[TASK TO CARRY OUT]: Write out the data below exactly as given, without any of its pictures.

** start of MATERIAL FOR THIS TASK **

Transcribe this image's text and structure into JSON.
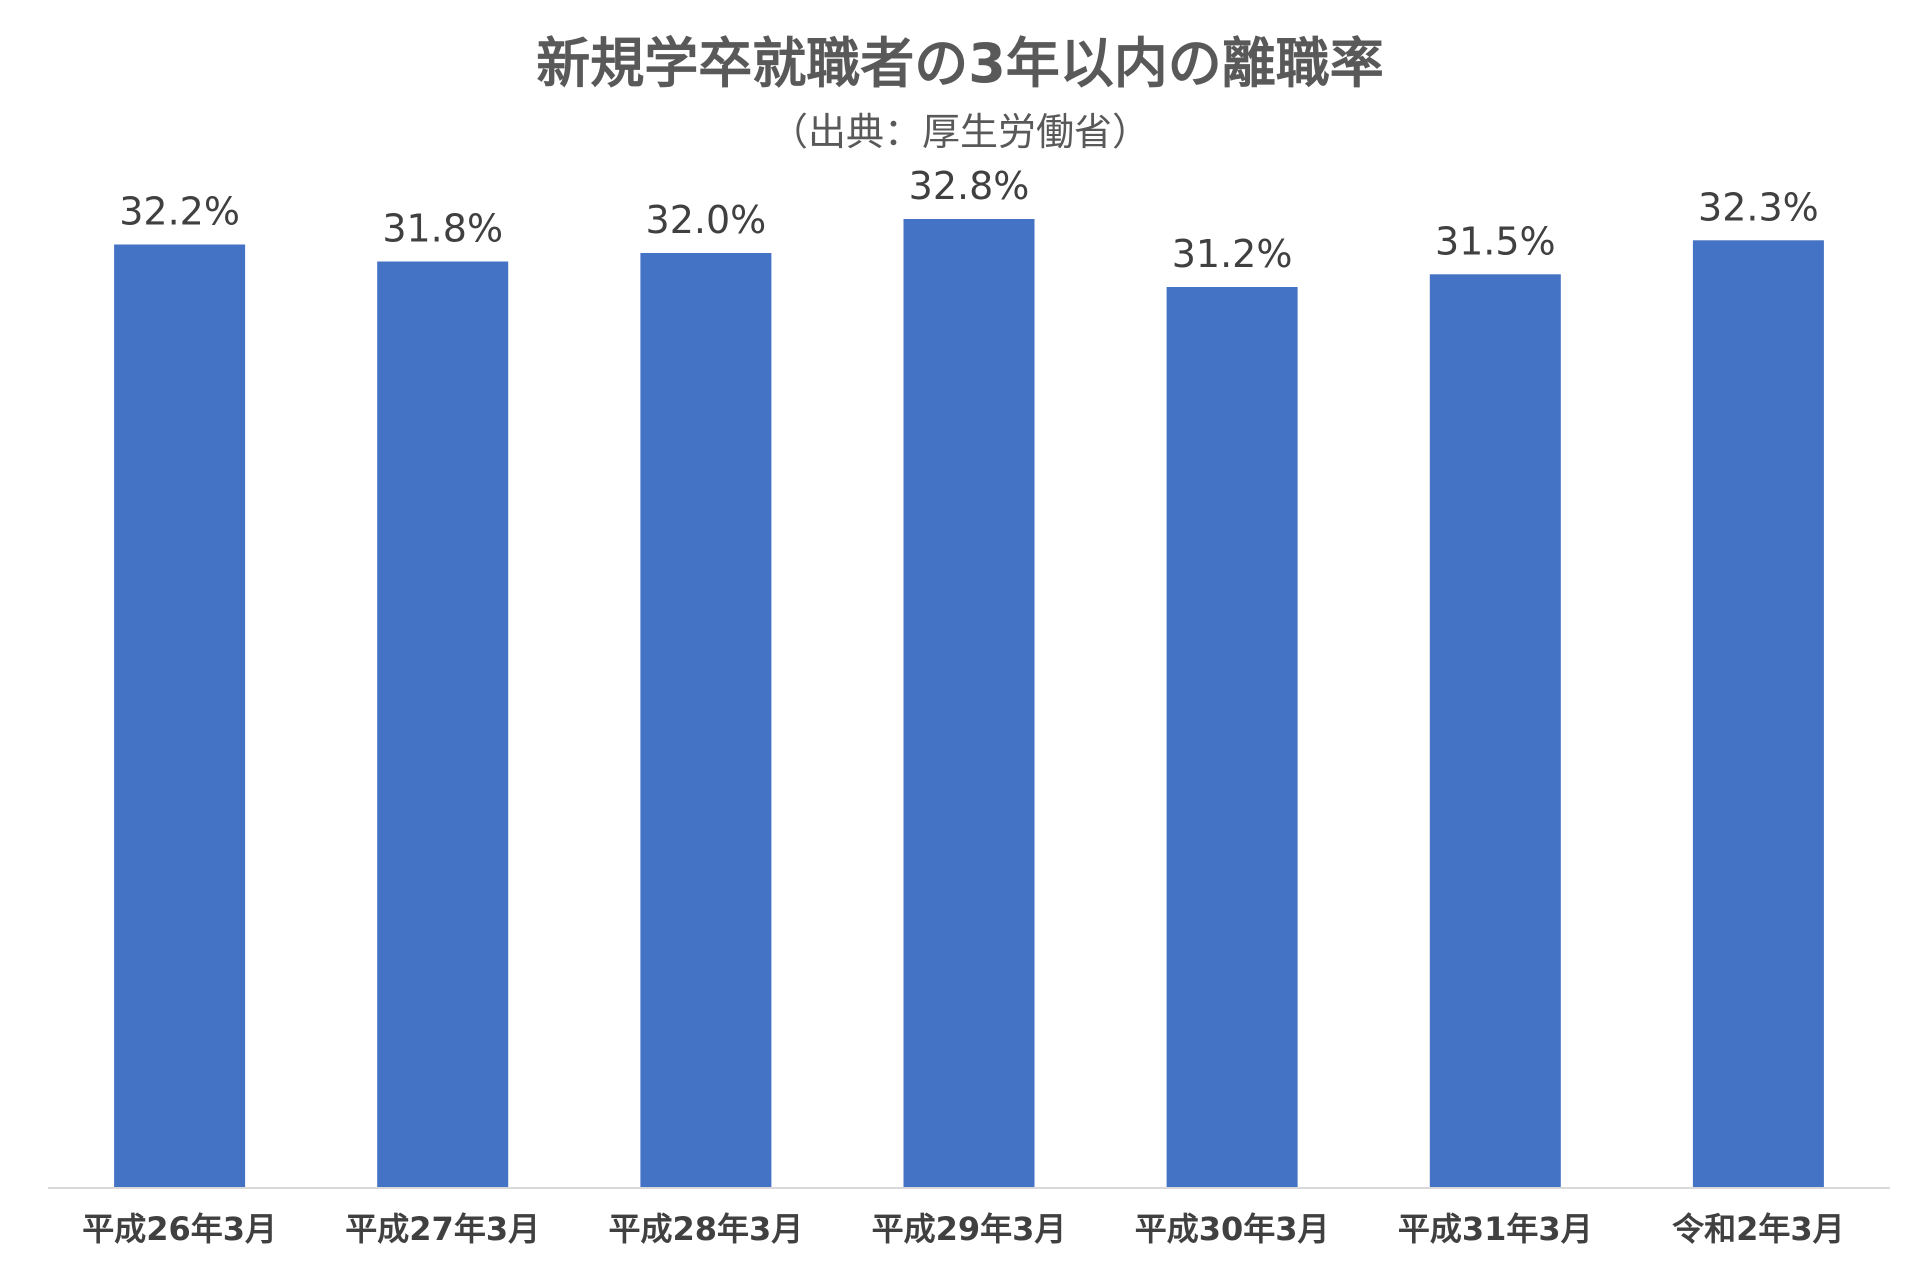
{
  "chart_data": {
    "type": "bar",
    "title": "新規学卒就職者の3年以内の離職率",
    "subtitle": "（出典：厚生労働省）",
    "categories": [
      "平成26年3月",
      "平成27年3月",
      "平成28年3月",
      "平成29年3月",
      "平成30年3月",
      "平成31年3月",
      "令和2年3月"
    ],
    "values": [
      32.2,
      31.8,
      32.0,
      32.8,
      31.2,
      31.5,
      32.3
    ],
    "data_labels": [
      "32.2%",
      "31.8%",
      "32.0%",
      "32.8%",
      "31.2%",
      "31.5%",
      "32.3%"
    ],
    "unit": "%",
    "xlabel": "",
    "ylabel": "",
    "ylim": [
      10,
      34
    ],
    "grid": false,
    "legend": "none",
    "bar_color": "#4472C4",
    "axis_color": "#D9D9D9"
  }
}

** end of MATERIAL FOR THIS TASK **

[SOLUTION FOR THIS PROBLEM]:
Transcribe this image's text and structure into JSON.
{
  "chart_data": {
    "type": "bar",
    "title": "新規学卒就職者の3年以内の離職率",
    "subtitle": "（出典：厚生労働省）",
    "categories": [
      "平成26年3月",
      "平成27年3月",
      "平成28年3月",
      "平成29年3月",
      "平成30年3月",
      "平成31年3月",
      "令和2年3月"
    ],
    "values": [
      32.2,
      31.8,
      32.0,
      32.8,
      31.2,
      31.5,
      32.3
    ],
    "data_labels": [
      "32.2%",
      "31.8%",
      "32.0%",
      "32.8%",
      "31.2%",
      "31.5%",
      "32.3%"
    ],
    "unit": "%",
    "xlabel": "",
    "ylabel": "",
    "ylim": [
      10,
      34
    ],
    "grid": false,
    "legend": "none",
    "bar_color": "#4472C4",
    "axis_color": "#D9D9D9"
  }
}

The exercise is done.